Written problem:
Reproduce the material word for word; the images stay out.

Extracted information:

***

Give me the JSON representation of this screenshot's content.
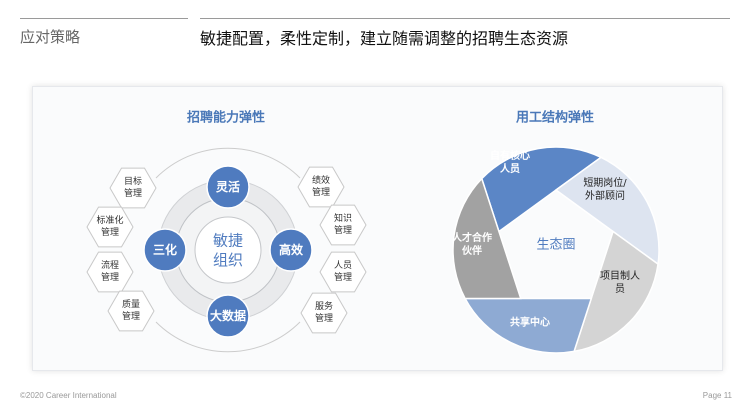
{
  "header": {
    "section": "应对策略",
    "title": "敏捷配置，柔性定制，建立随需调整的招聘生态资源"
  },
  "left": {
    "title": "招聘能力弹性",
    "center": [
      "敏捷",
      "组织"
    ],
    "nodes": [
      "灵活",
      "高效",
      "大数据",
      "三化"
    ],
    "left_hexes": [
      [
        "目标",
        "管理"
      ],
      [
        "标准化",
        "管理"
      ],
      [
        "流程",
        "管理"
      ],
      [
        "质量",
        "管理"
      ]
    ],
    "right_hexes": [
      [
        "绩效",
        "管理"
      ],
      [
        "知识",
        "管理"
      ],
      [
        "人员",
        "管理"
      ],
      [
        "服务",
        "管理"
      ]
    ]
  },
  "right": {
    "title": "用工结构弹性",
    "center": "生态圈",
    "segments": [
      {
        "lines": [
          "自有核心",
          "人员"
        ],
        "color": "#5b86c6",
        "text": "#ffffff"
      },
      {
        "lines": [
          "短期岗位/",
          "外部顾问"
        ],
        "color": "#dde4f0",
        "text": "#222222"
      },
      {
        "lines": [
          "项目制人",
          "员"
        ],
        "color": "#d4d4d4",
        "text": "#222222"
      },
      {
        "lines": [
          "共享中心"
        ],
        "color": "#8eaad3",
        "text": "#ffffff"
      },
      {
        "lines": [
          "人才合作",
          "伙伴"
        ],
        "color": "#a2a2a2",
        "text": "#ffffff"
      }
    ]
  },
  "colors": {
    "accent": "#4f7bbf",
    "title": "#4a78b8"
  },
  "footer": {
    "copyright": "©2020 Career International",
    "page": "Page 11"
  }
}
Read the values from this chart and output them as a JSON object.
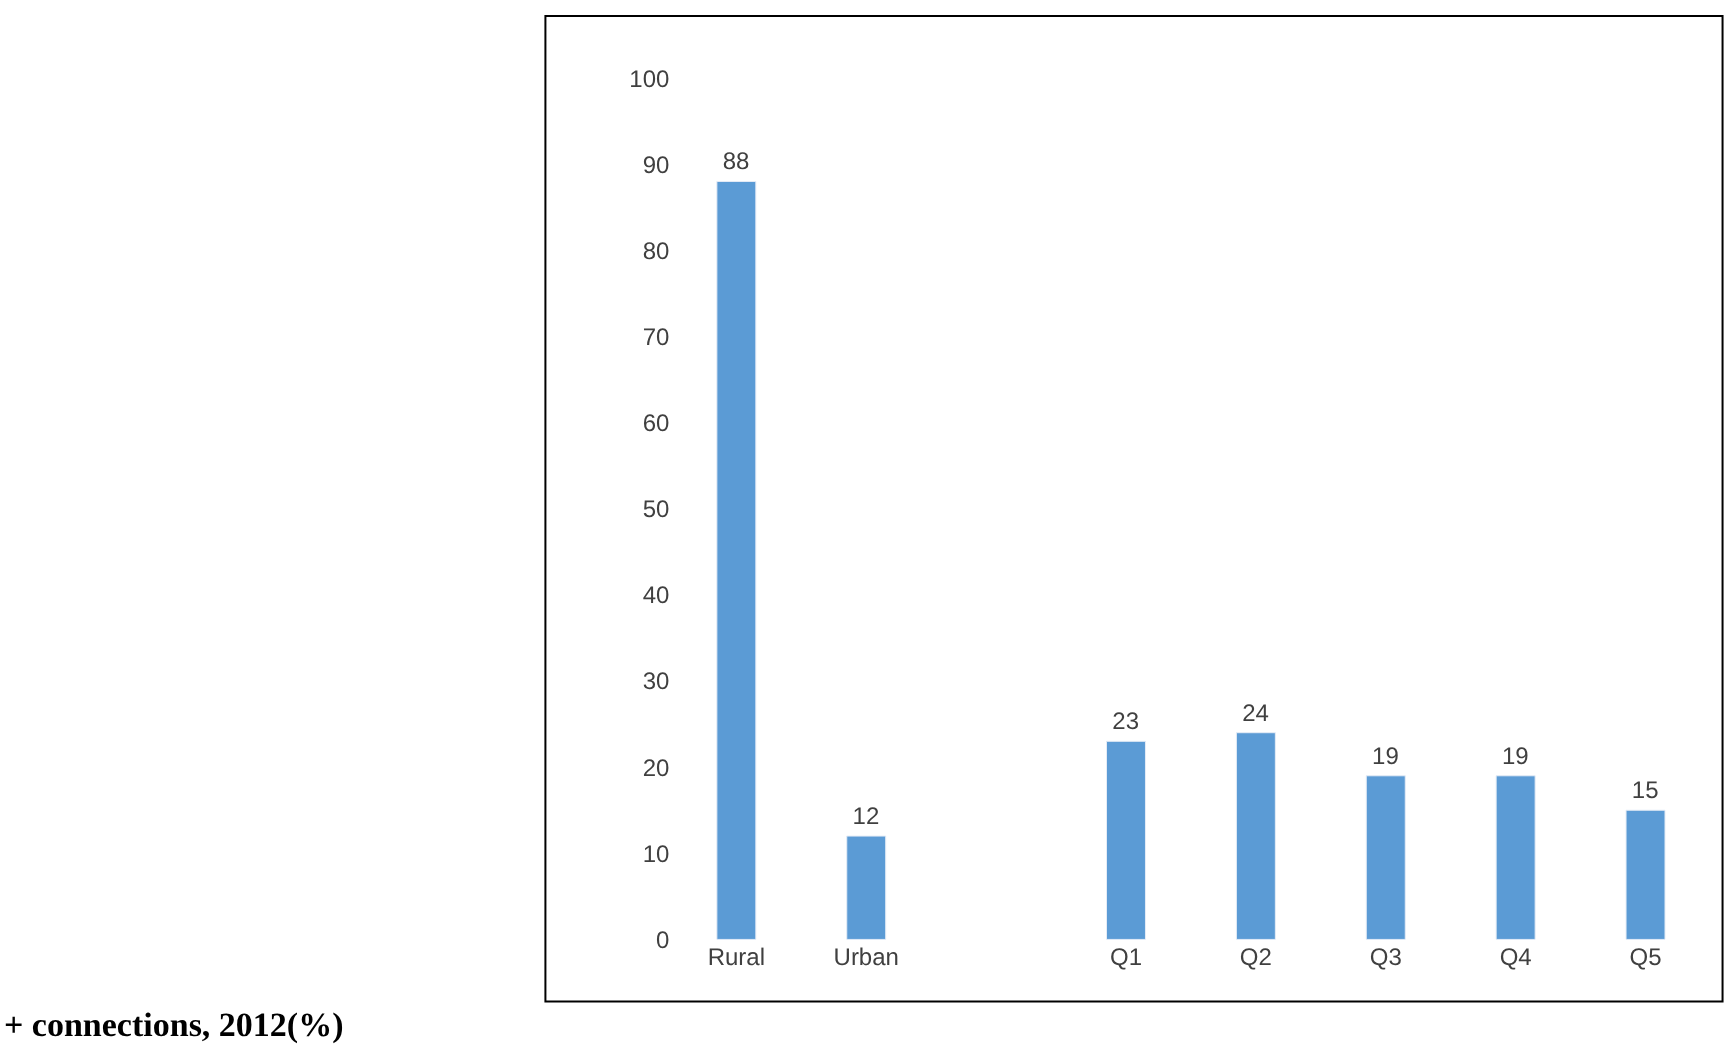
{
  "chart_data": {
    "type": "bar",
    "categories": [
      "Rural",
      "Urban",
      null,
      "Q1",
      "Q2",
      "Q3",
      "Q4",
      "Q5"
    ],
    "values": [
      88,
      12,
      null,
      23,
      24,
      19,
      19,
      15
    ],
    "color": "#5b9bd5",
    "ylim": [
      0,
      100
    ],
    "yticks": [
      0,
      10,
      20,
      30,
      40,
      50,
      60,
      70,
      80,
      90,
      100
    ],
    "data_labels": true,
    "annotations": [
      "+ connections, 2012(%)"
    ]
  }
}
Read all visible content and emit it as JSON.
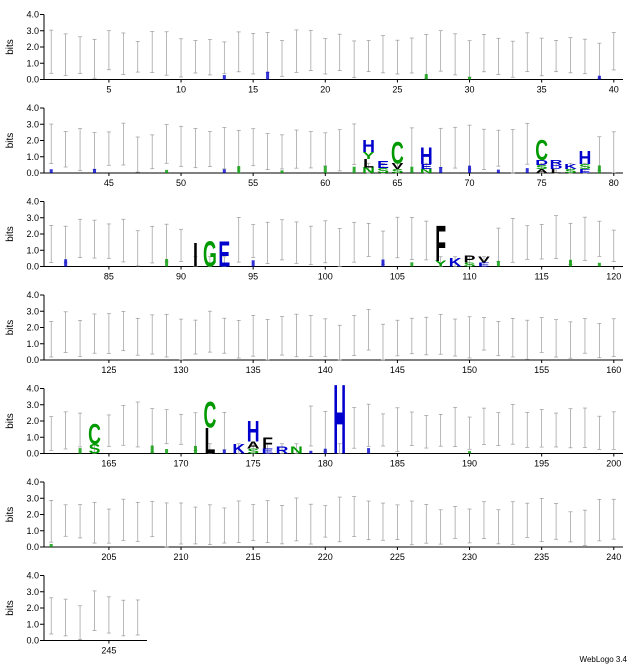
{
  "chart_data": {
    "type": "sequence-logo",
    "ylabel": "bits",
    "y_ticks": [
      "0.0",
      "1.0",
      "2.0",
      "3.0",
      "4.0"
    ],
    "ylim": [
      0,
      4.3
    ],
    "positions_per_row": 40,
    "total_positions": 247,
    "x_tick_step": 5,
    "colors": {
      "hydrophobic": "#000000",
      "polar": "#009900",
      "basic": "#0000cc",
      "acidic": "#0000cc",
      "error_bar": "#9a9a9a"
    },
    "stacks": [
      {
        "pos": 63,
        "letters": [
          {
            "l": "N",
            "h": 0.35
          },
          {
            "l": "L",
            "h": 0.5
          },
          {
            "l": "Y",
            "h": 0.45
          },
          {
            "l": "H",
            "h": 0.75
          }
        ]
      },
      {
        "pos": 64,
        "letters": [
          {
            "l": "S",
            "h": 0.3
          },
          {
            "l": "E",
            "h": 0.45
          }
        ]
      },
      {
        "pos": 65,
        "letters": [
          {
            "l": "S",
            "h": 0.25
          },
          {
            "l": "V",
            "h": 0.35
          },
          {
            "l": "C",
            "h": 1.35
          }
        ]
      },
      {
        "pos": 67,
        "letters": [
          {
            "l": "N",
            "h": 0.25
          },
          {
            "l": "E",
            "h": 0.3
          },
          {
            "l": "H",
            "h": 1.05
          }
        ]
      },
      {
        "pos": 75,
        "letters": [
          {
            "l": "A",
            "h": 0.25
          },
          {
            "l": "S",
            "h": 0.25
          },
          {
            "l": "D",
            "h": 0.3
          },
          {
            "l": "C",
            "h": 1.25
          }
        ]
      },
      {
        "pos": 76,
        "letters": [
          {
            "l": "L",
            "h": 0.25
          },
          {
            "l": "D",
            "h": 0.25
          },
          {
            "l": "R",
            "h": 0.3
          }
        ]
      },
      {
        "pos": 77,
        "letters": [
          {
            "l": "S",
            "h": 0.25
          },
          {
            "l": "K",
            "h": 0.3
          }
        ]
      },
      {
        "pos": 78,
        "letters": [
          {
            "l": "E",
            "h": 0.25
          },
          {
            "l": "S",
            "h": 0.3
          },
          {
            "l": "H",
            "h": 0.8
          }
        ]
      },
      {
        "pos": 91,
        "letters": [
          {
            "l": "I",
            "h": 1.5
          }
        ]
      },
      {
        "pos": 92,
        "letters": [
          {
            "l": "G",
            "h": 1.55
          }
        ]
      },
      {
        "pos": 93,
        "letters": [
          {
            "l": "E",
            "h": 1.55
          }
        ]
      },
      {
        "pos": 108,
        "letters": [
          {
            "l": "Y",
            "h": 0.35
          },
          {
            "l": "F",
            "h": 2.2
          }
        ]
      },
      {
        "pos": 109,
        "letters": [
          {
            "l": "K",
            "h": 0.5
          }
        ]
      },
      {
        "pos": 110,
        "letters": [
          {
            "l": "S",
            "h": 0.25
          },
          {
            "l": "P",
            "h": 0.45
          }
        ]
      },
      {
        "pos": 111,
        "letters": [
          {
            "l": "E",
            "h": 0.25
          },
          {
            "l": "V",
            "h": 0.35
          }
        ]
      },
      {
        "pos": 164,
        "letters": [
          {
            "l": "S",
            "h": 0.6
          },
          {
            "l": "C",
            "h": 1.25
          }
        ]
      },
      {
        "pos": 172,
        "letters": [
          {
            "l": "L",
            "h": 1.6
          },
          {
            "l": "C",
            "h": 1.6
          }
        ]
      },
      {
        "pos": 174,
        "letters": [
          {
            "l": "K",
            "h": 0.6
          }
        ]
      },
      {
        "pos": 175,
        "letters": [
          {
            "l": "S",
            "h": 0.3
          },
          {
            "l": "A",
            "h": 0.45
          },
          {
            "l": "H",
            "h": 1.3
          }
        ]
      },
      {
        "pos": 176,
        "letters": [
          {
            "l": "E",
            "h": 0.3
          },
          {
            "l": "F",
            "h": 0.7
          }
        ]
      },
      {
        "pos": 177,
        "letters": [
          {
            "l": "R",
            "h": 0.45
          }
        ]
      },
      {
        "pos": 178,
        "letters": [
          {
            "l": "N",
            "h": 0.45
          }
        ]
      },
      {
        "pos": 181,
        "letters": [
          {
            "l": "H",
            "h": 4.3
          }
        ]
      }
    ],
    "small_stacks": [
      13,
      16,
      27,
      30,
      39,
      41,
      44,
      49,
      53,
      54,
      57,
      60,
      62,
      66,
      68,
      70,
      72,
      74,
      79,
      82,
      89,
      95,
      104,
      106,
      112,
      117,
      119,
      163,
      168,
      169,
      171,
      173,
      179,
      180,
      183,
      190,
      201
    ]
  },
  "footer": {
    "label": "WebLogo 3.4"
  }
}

***

Result of this exercise:
Give me the JSON representation of this screenshot's content.
{
  "header": {
    "section": "应对策略",
    "title": "敏捷配置，柔性定制，建立随需调整的招聘生态资源"
  },
  "left": {
    "title": "招聘能力弹性",
    "center": [
      "敏捷",
      "组织"
    ],
    "nodes": [
      "灵活",
      "高效",
      "大数据",
      "三化"
    ],
    "left_hexes": [
      [
        "目标",
        "管理"
      ],
      [
        "标准化",
        "管理"
      ],
      [
        "流程",
        "管理"
      ],
      [
        "质量",
        "管理"
      ]
    ],
    "right_hexes": [
      [
        "绩效",
        "管理"
      ],
      [
        "知识",
        "管理"
      ],
      [
        "人员",
        "管理"
      ],
      [
        "服务",
        "管理"
      ]
    ]
  },
  "right": {
    "title": "用工结构弹性",
    "center": "生态圈",
    "segments": [
      {
        "lines": [
          "自有核心",
          "人员"
        ],
        "color": "#5b86c6",
        "text": "#ffffff"
      },
      {
        "lines": [
          "短期岗位/",
          "外部顾问"
        ],
        "color": "#dde4f0",
        "text": "#222222"
      },
      {
        "lines": [
          "项目制人",
          "员"
        ],
        "color": "#d4d4d4",
        "text": "#222222"
      },
      {
        "lines": [
          "共享中心"
        ],
        "color": "#8eaad3",
        "text": "#ffffff"
      },
      {
        "lines": [
          "人才合作",
          "伙伴"
        ],
        "color": "#a2a2a2",
        "text": "#ffffff"
      }
    ]
  },
  "colors": {
    "accent": "#4f7bbf",
    "title": "#4a78b8"
  },
  "footer": {
    "copyright": "©2020 Career International",
    "page": "Page 11"
  }
}
Read the values from this chart and output them as a JSON object.
{
  "chart_data": {
    "type": "bar",
    "categories": [
      "Rural",
      "Urban",
      null,
      "Q1",
      "Q2",
      "Q3",
      "Q4",
      "Q5"
    ],
    "values": [
      88,
      12,
      null,
      23,
      24,
      19,
      19,
      15
    ],
    "color": "#5b9bd5",
    "ylim": [
      0,
      100
    ],
    "yticks": [
      0,
      10,
      20,
      30,
      40,
      50,
      60,
      70,
      80,
      90,
      100
    ],
    "data_labels": true,
    "annotations": [
      "+ connections, 2012(%)"
    ]
  }
}
Read all visible content and emit it as JSON.
{
  "chart_data": {
    "type": "sequence-logo",
    "ylabel": "bits",
    "y_ticks": [
      "0.0",
      "1.0",
      "2.0",
      "3.0",
      "4.0"
    ],
    "ylim": [
      0,
      4.3
    ],
    "positions_per_row": 40,
    "total_positions": 247,
    "x_tick_step": 5,
    "colors": {
      "hydrophobic": "#000000",
      "polar": "#009900",
      "basic": "#0000cc",
      "acidic": "#0000cc",
      "error_bar": "#9a9a9a"
    },
    "stacks": [
      {
        "pos": 63,
        "letters": [
          {
            "l": "N",
            "h": 0.35
          },
          {
            "l": "L",
            "h": 0.5
          },
          {
            "l": "Y",
            "h": 0.45
          },
          {
            "l": "H",
            "h": 0.75
          }
        ]
      },
      {
        "pos": 64,
        "letters": [
          {
            "l": "S",
            "h": 0.3
          },
          {
            "l": "E",
            "h": 0.45
          }
        ]
      },
      {
        "pos": 65,
        "letters": [
          {
            "l": "S",
            "h": 0.25
          },
          {
            "l": "V",
            "h": 0.35
          },
          {
            "l": "C",
            "h": 1.35
          }
        ]
      },
      {
        "pos": 67,
        "letters": [
          {
            "l": "N",
            "h": 0.25
          },
          {
            "l": "E",
            "h": 0.3
          },
          {
            "l": "H",
            "h": 1.05
          }
        ]
      },
      {
        "pos": 75,
        "letters": [
          {
            "l": "A",
            "h": 0.25
          },
          {
            "l": "S",
            "h": 0.25
          },
          {
            "l": "D",
            "h": 0.3
          },
          {
            "l": "C",
            "h": 1.25
          }
        ]
      },
      {
        "pos": 76,
        "letters": [
          {
            "l": "L",
            "h": 0.25
          },
          {
            "l": "D",
            "h": 0.25
          },
          {
            "l": "R",
            "h": 0.3
          }
        ]
      },
      {
        "pos": 77,
        "letters": [
          {
            "l": "S",
            "h": 0.25
          },
          {
            "l": "K",
            "h": 0.3
          }
        ]
      },
      {
        "pos": 78,
        "letters": [
          {
            "l": "E",
            "h": 0.25
          },
          {
            "l": "S",
            "h": 0.3
          },
          {
            "l": "H",
            "h": 0.8
          }
        ]
      },
      {
        "pos": 91,
        "letters": [
          {
            "l": "I",
            "h": 1.5
          }
        ]
      },
      {
        "pos": 92,
        "letters": [
          {
            "l": "G",
            "h": 1.55
          }
        ]
      },
      {
        "pos": 93,
        "letters": [
          {
            "l": "E",
            "h": 1.55
          }
        ]
      },
      {
        "pos": 108,
        "letters": [
          {
            "l": "Y",
            "h": 0.35
          },
          {
            "l": "F",
            "h": 2.2
          }
        ]
      },
      {
        "pos": 109,
        "letters": [
          {
            "l": "K",
            "h": 0.5
          }
        ]
      },
      {
        "pos": 110,
        "letters": [
          {
            "l": "S",
            "h": 0.25
          },
          {
            "l": "P",
            "h": 0.45
          }
        ]
      },
      {
        "pos": 111,
        "letters": [
          {
            "l": "E",
            "h": 0.25
          },
          {
            "l": "V",
            "h": 0.35
          }
        ]
      },
      {
        "pos": 164,
        "letters": [
          {
            "l": "S",
            "h": 0.6
          },
          {
            "l": "C",
            "h": 1.25
          }
        ]
      },
      {
        "pos": 172,
        "letters": [
          {
            "l": "L",
            "h": 1.6
          },
          {
            "l": "C",
            "h": 1.6
          }
        ]
      },
      {
        "pos": 174,
        "letters": [
          {
            "l": "K",
            "h": 0.6
          }
        ]
      },
      {
        "pos": 175,
        "letters": [
          {
            "l": "S",
            "h": 0.3
          },
          {
            "l": "A",
            "h": 0.45
          },
          {
            "l": "H",
            "h": 1.3
          }
        ]
      },
      {
        "pos": 176,
        "letters": [
          {
            "l": "E",
            "h": 0.3
          },
          {
            "l": "F",
            "h": 0.7
          }
        ]
      },
      {
        "pos": 177,
        "letters": [
          {
            "l": "R",
            "h": 0.45
          }
        ]
      },
      {
        "pos": 178,
        "letters": [
          {
            "l": "N",
            "h": 0.45
          }
        ]
      },
      {
        "pos": 181,
        "letters": [
          {
            "l": "H",
            "h": 4.3
          }
        ]
      }
    ],
    "small_stacks": [
      13,
      16,
      27,
      30,
      39,
      41,
      44,
      49,
      53,
      54,
      57,
      60,
      62,
      66,
      68,
      70,
      72,
      74,
      79,
      82,
      89,
      95,
      104,
      106,
      112,
      117,
      119,
      163,
      168,
      169,
      171,
      173,
      179,
      180,
      183,
      190,
      201
    ]
  },
  "footer": {
    "label": "WebLogo 3.4"
  }
}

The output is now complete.